*Directive*
Show all lines that include the string "下列说法正确的是"; copy each one.

*Given information*

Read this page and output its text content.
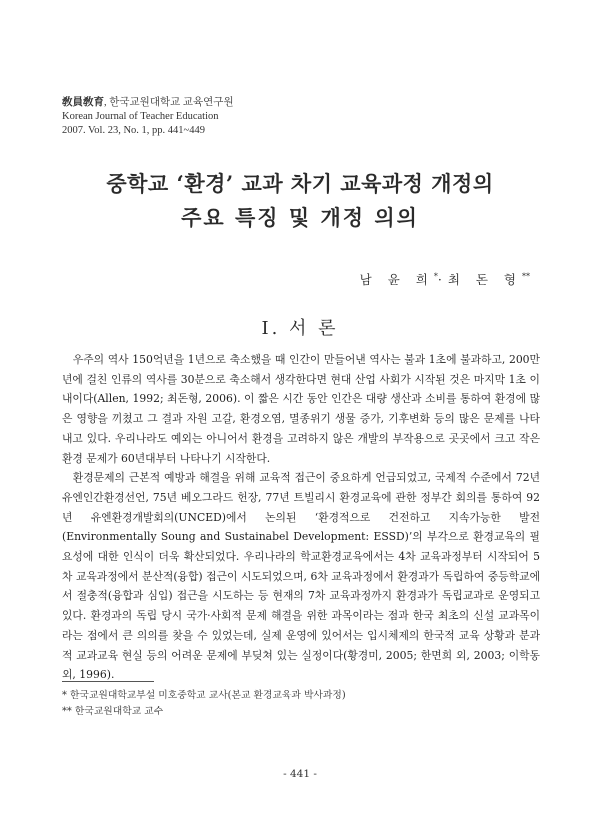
敎員敎育, 한국교원대학교 교육연구원
Korean Journal of Teacher Education
2007. Vol. 23, No. 1, pp. 441~449
중학교 ‘환경’ 교과 차기 교육과정 개정의
주요 특징 및 개정 의의
남 윤 희*·최 돈 형**
Ⅰ. 서 론

우주의 역사 150억년을 1년으로 축소했을 때 인간이 만들어낸 역사는 불과 1초에 불과하고, 200만년에 걸친 인류의 역사를 30분으로 축소해서 생각한다면 현대 산업 사회가 시작된 것은 마지막 1초 이내이다(Allen, 1992; 최돈형, 2006). 이 짧은 시간 동안 인간은 대량 생산과 소비를 통하여 환경에 많은 영향을 끼쳤고 그 결과 자원 고갈, 환경오염, 멸종위기 생물 증가, 기후변화 등의 많은 문제를 나타내고 있다. 우리나라도 예외는 아니어서 환경을 고려하지 않은 개발의 부작용으로 곳곳에서 크고 작은 환경 문제가 60년대부터 나타나기 시작한다.

환경문제의 근본적 예방과 해결을 위해 교육적 접근이 중요하게 언급되었고, 국제적 수준에서 72년 유엔인간환경선언, 75년 베오그라드 헌장, 77년 트빌리시 환경교육에 관한 정부간 회의를 통하여 92년 유엔환경개발회의(UNCED)에서 논의된 ‘환경적으로 건전하고 지속가능한 발전(Environmentally Soung and Sustainabel Development: ESSD)’의 부각으로 환경교육의 필요성에 대한 인식이 더욱 확산되었다. 우리나라의 학교환경교육에서는 4차 교육과정부터 시작되어 5차 교육과정에서 분산적(융합) 접근이 시도되었으며, 6차 교육과정에서 환경과가 독립하여 중등학교에서 절충적(융합과 심입) 접근을 시도하는 등 현재의 7차 교육과정까지 환경과가 독립교과로 운영되고 있다. 환경과의 독립 당시 국가·사회적 문제 해결을 위한 과목이라는 점과 한국 최초의 신설 교과목이라는 점에서 큰 의의를 찾을 수 있었는데, 실제 운영에 있어서는 입시체제의 한국적 교육 상황과 분과적 교과교육 현실 등의 어려운 문제에 부딪쳐 있는 실정이다(황경미, 2005; 한면희 외, 2003; 이학동 외, 1996).

* 한국교원대학교부설 미호중학교 교사(본교 환경교육과 박사과정)
** 한국교원대학교 교수
- 441 -
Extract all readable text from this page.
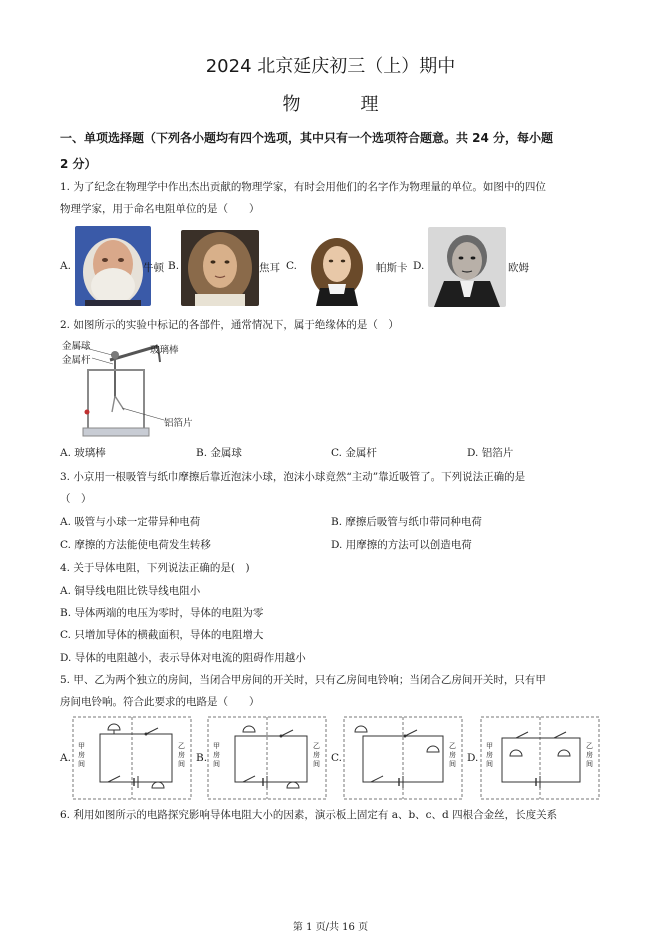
2024 北京延庆初三（上）期中
物	理
一、单项选择题（下列各小题均有四个选项，其中只有一个选项符合题意。共 24 分，每小题
2 分）
1. 为了纪念在物理学中作出杰出贡献的物理学家，有时会用他们的名字作为物理量的单位。如图中的四位
物理学家，用于命名电阻单位的是（　　）
A.	牛顿 B.	焦耳 C.	帕斯卡 D.	欧姆
2. 如图所示的实验中标记的各部件，通常情况下，属于绝缘体的是（　）
金属球
金属杆
玻璃棒
铝箔片
A. 玻璃棒	B. 金属球	C. 金属杆	D. 铝箔片
3. 小京用一根吸管与纸巾摩擦后靠近泡沫小球，泡沫小球竟然“主动”靠近吸管了。下列说法正确的是
（　）
A. 吸管与小球一定带异种电荷	B. 摩擦后吸管与纸巾带同种电荷
C. 摩擦的方法能使电荷发生转移	D. 用摩擦的方法可以创造电荷
4. 关于导体电阻，下列说法正确的是(　)
A. 铜导线电阻比铁导线电阻小
B. 导体两端的电压为零时，导体的电阻为零
C. 只增加导体的横截面积，导体的电阻增大
D. 导体的电阻越小，表示导体对电流的阻碍作用越小
5. 甲、乙为两个独立的房间，当闭合甲房间的开关时，只有乙房间电铃响；当闭合乙房间开关时，只有甲
房间电铃响。符合此要求的电路是（　　）
A.
甲房间
乙房间 B.
甲房间
乙房间 C.
乙房间 D.
甲房间
乙房间
6. 利用如图所示的电路探究影响导体电阻大小的因素，演示板上固定有 a、b、c、d 四根合金丝，长度关系
第 1 页/共 16 页
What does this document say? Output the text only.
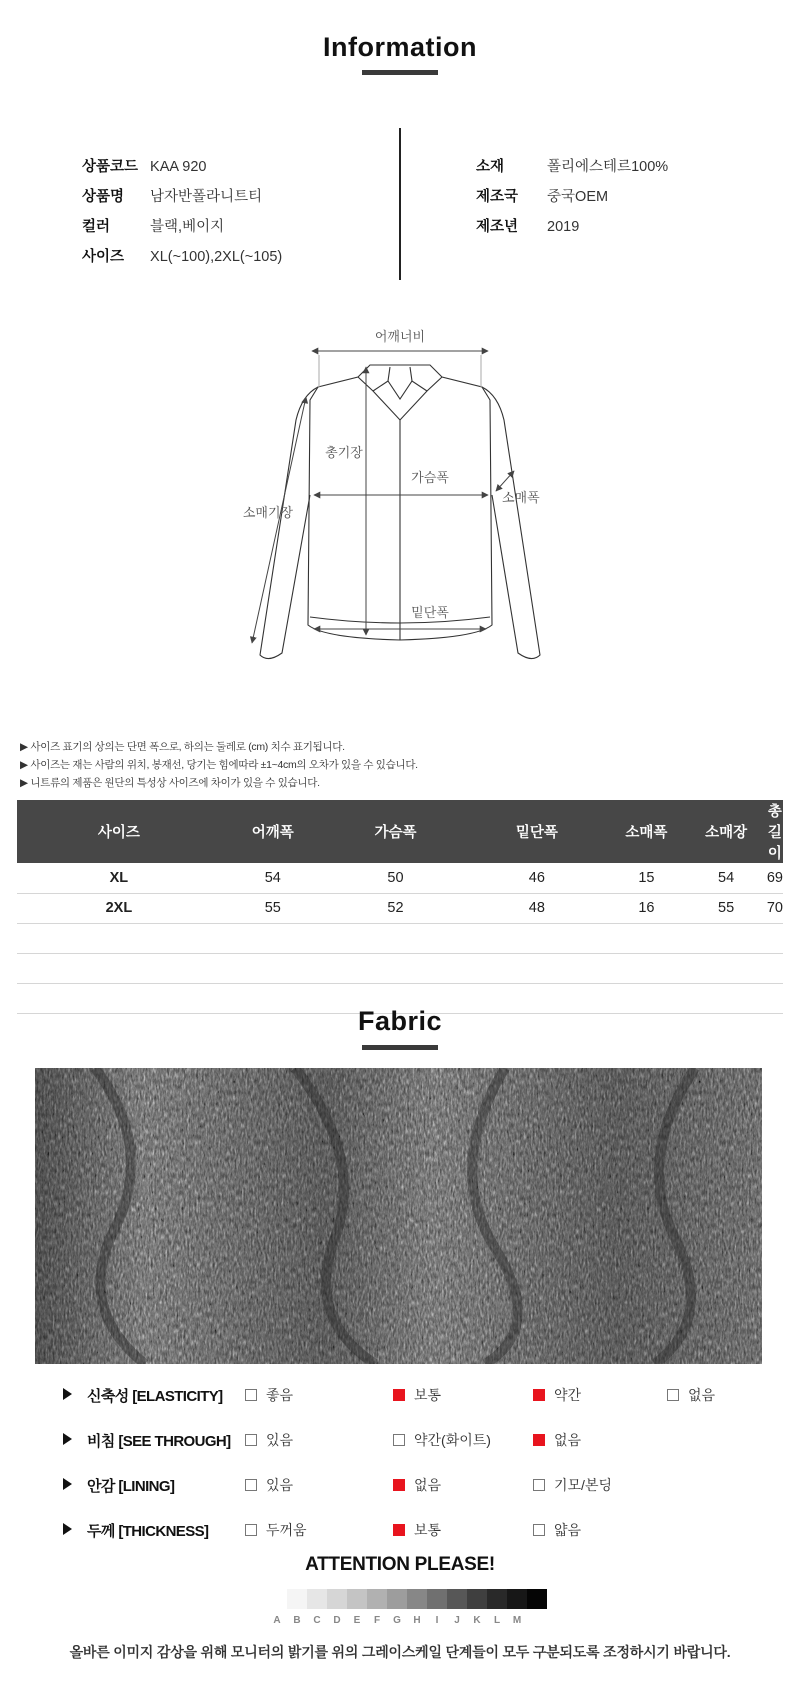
Information
상품코드 KAA 920
상품명 남자반폴라니트티
컬러	블랙,베이지
사이즈 XL(~100),2XL(~105)
소재	폴리에스테르100%
제조국 중국OEM
제조년 2019
어깨너비
총기장
가슴폭
소매폭
소매기장
밑단폭
▶ 사이즈 표기의 상의는 단면 폭으로, 하의는 둘레로 (cm) 치수 표기됩니다.
▶ 사이즈는 재는 사람의 위치, 봉재선, 당기는 힘에따라 ±1~4cm의 오차가 있을 수 있습니다.
▶ 니트류의 제품은 원단의 특성상 사이즈에 차이가 있을 수 있습니다.
사이즈	어깨폭	가슴폭	밑단폭	소매폭	소매장	총길이
XL	54	50	46	15	54	69
2XL	55	52	48	16	55	70

Fabric
신축성 [ELASTICITY]	좋음	보통	약간	없음
비침 [SEE THROUGH]	있음	약간(화이트)	없음
안감 [LINING]	있음	없음	기모/본딩
두께 [THICKNESS]	두꺼움	보통	얇음
ATTENTION PLEASE!
A	B	C	D	E	F	G	H	I	J	K	L	M
올바른 이미지 감상을 위해 모니터의 밝기를 위의 그레이스케일 단계들이 모두 구분되도록 조정하시기 바랍니다.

*Written reply*
3. 小京用一根吸管与纸巾摩擦后靠近泡沫小球，泡沫小球竟然“主动”靠近吸管了。下列说法正确的是
4. 关于导体电阻，下列说法正确的是(　)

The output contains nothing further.